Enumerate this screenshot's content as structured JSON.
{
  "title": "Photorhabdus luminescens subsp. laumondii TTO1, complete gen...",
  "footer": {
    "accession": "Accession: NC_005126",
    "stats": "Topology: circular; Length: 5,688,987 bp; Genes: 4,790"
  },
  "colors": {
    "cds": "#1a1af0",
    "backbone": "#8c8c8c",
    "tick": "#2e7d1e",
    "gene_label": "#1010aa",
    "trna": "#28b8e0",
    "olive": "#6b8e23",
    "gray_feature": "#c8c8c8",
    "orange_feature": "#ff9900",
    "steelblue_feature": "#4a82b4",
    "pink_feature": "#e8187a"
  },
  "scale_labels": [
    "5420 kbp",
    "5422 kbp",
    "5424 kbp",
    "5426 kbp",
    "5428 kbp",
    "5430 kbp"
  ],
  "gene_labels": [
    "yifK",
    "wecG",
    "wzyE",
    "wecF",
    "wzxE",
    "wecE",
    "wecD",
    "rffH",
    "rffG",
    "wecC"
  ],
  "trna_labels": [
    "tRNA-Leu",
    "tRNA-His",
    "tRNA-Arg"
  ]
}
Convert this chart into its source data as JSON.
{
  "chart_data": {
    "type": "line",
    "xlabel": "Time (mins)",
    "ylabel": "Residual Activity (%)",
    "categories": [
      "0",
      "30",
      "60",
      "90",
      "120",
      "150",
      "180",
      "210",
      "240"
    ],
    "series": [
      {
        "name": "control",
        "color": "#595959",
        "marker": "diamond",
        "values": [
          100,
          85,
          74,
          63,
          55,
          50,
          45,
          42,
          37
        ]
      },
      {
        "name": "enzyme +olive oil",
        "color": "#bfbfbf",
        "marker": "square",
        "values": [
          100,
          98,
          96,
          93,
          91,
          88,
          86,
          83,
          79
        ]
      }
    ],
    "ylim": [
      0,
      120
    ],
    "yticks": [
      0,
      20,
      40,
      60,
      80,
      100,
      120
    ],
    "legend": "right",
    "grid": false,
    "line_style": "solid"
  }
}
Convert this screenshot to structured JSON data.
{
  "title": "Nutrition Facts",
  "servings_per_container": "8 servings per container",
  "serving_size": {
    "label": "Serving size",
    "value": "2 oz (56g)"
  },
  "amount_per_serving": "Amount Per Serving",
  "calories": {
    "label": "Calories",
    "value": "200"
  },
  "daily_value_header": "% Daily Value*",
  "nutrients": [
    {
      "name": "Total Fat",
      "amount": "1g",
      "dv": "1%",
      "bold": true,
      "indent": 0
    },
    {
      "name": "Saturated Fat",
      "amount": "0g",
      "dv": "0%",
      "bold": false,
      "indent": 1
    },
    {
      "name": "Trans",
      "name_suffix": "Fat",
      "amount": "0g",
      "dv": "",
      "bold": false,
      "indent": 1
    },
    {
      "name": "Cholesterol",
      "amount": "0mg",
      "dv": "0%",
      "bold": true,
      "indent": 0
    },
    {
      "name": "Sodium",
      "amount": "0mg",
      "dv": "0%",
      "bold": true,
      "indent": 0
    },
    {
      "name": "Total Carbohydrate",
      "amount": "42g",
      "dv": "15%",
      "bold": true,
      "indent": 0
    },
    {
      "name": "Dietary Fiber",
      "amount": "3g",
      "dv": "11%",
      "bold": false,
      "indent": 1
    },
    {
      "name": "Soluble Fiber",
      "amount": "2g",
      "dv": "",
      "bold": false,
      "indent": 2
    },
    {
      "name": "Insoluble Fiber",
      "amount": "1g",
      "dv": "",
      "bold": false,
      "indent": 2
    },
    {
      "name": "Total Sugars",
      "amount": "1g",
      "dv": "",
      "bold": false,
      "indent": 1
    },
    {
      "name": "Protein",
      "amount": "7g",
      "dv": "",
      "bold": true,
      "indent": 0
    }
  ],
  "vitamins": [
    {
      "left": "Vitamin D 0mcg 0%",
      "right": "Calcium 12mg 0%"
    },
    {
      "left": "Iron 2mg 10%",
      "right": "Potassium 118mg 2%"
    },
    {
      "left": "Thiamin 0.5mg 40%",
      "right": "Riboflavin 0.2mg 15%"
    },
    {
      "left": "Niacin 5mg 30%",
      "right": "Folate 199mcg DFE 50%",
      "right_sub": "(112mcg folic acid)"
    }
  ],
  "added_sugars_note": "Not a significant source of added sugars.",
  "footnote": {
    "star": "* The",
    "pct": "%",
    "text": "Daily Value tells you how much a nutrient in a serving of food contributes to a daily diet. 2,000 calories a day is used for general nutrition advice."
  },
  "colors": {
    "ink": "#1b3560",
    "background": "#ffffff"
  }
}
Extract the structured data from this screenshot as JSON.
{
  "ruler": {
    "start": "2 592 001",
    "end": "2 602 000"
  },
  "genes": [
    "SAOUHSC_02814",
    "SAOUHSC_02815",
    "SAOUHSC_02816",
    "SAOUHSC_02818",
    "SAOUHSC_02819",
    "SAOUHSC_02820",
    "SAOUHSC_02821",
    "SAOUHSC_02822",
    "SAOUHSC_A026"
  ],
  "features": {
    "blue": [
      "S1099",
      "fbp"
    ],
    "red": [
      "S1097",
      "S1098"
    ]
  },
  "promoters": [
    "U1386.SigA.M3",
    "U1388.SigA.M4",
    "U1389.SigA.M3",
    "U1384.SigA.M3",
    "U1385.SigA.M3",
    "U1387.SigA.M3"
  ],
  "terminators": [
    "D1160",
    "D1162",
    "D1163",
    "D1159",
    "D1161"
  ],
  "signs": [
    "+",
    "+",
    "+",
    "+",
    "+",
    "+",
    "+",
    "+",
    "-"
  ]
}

What needs to be done> The listing above should be printed again in full, unchanged.

Answer to this task>
Enumerate this screenshot's content as structured JSON.
{
  "title": "Photorhabdus luminescens subsp. laumondii TTO1, complete gen...",
  "footer": {
    "accession": "Accession: NC_005126",
    "stats": "Topology: circular; Length: 5,688,987 bp; Genes: 4,790"
  },
  "colors": {
    "cds": "#1a1af0",
    "backbone": "#8c8c8c",
    "tick": "#2e7d1e",
    "gene_label": "#1010aa",
    "trna": "#28b8e0",
    "olive": "#6b8e23",
    "gray_feature": "#c8c8c8",
    "orange_feature": "#ff9900",
    "steelblue_feature": "#4a82b4",
    "pink_feature": "#e8187a"
  },
  "scale_labels": [
    "5420 kbp",
    "5422 kbp",
    "5424 kbp",
    "5426 kbp",
    "5428 kbp",
    "5430 kbp"
  ],
  "gene_labels": [
    "yifK",
    "wecG",
    "wzyE",
    "wecF",
    "wzxE",
    "wecE",
    "wecD",
    "rffH",
    "rffG",
    "wecC"
  ],
  "trna_labels": [
    "tRNA-Leu",
    "tRNA-His",
    "tRNA-Arg"
  ]
}
Convert this chart into its source data as JSON.
{
  "chart_data": {
    "type": "line",
    "xlabel": "Time (mins)",
    "ylabel": "Residual Activity (%)",
    "categories": [
      "0",
      "30",
      "60",
      "90",
      "120",
      "150",
      "180",
      "210",
      "240"
    ],
    "series": [
      {
        "name": "control",
        "color": "#595959",
        "marker": "diamond",
        "values": [
          100,
          85,
          74,
          63,
          55,
          50,
          45,
          42,
          37
        ]
      },
      {
        "name": "enzyme +olive oil",
        "color": "#bfbfbf",
        "marker": "square",
        "values": [
          100,
          98,
          96,
          93,
          91,
          88,
          86,
          83,
          79
        ]
      }
    ],
    "ylim": [
      0,
      120
    ],
    "yticks": [
      0,
      20,
      40,
      60,
      80,
      100,
      120
    ],
    "legend": "right",
    "grid": false,
    "line_style": "solid"
  }
}
Convert this screenshot to structured JSON data.
{
  "title": "Nutrition Facts",
  "servings_per_container": "8 servings per container",
  "serving_size": {
    "label": "Serving size",
    "value": "2 oz (56g)"
  },
  "amount_per_serving": "Amount Per Serving",
  "calories": {
    "label": "Calories",
    "value": "200"
  },
  "daily_value_header": "% Daily Value*",
  "nutrients": [
    {
      "name": "Total Fat",
      "amount": "1g",
      "dv": "1%",
      "bold": true,
      "indent": 0
    },
    {
      "name": "Saturated Fat",
      "amount": "0g",
      "dv": "0%",
      "bold": false,
      "indent": 1
    },
    {
      "name": "Trans",
      "name_suffix": "Fat",
      "amount": "0g",
      "dv": "",
      "bold": false,
      "indent": 1
    },
    {
      "name": "Cholesterol",
      "amount": "0mg",
      "dv": "0%",
      "bold": true,
      "indent": 0
    },
    {
      "name": "Sodium",
      "amount": "0mg",
      "dv": "0%",
      "bold": true,
      "indent": 0
    },
    {
      "name": "Total Carbohydrate",
      "amount": "42g",
      "dv": "15%",
      "bold": true,
      "indent": 0
    },
    {
      "name": "Dietary Fiber",
      "amount": "3g",
      "dv": "11%",
      "bold": false,
      "indent": 1
    },
    {
      "name": "Soluble Fiber",
      "amount": "2g",
      "dv": "",
      "bold": false,
      "indent": 2
    },
    {
      "name": "Insoluble Fiber",
      "amount": "1g",
      "dv": "",
      "bold": false,
      "indent": 2
    },
    {
      "name": "Total Sugars",
      "amount": "1g",
      "dv": "",
      "bold": false,
      "indent": 1
    },
    {
      "name": "Protein",
      "amount": "7g",
      "dv": "",
      "bold": true,
      "indent": 0
    }
  ],
  "vitamins": [
    {
      "left": "Vitamin D 0mcg 0%",
      "right": "Calcium 12mg 0%"
    },
    {
      "left": "Iron 2mg 10%",
      "right": "Potassium 118mg 2%"
    },
    {
      "left": "Thiamin 0.5mg 40%",
      "right": "Riboflavin 0.2mg 15%"
    },
    {
      "left": "Niacin 5mg 30%",
      "right": "Folate 199mcg DFE 50%",
      "right_sub": "(112mcg folic acid)"
    }
  ],
  "added_sugars_note": "Not a significant source of added sugars.",
  "footnote": {
    "star": "* The",
    "pct": "%",
    "text": "Daily Value tells you how much a nutrient in a serving of food contributes to a daily diet. 2,000 calories a day is used for general nutrition advice."
  },
  "colors": {
    "ink": "#1b3560",
    "background": "#ffffff"
  }
}
Extract the structured data from this screenshot as JSON.
{
  "ruler": {
    "start": "2 592 001",
    "end": "2 602 000"
  },
  "genes": [
    "SAOUHSC_02814",
    "SAOUHSC_02815",
    "SAOUHSC_02816",
    "SAOUHSC_02818",
    "SAOUHSC_02819",
    "SAOUHSC_02820",
    "SAOUHSC_02821",
    "SAOUHSC_02822",
    "SAOUHSC_A026"
  ],
  "features": {
    "blue": [
      "S1099",
      "fbp"
    ],
    "red": [
      "S1097",
      "S1098"
    ]
  },
  "promoters": [
    "U1386.SigA.M3",
    "U1388.SigA.M4",
    "U1389.SigA.M3",
    "U1384.SigA.M3",
    "U1385.SigA.M3",
    "U1387.SigA.M3"
  ],
  "terminators": [
    "D1160",
    "D1162",
    "D1163",
    "D1159",
    "D1161"
  ],
  "signs": [
    "+",
    "+",
    "+",
    "+",
    "+",
    "+",
    "+",
    "+",
    "-"
  ]
}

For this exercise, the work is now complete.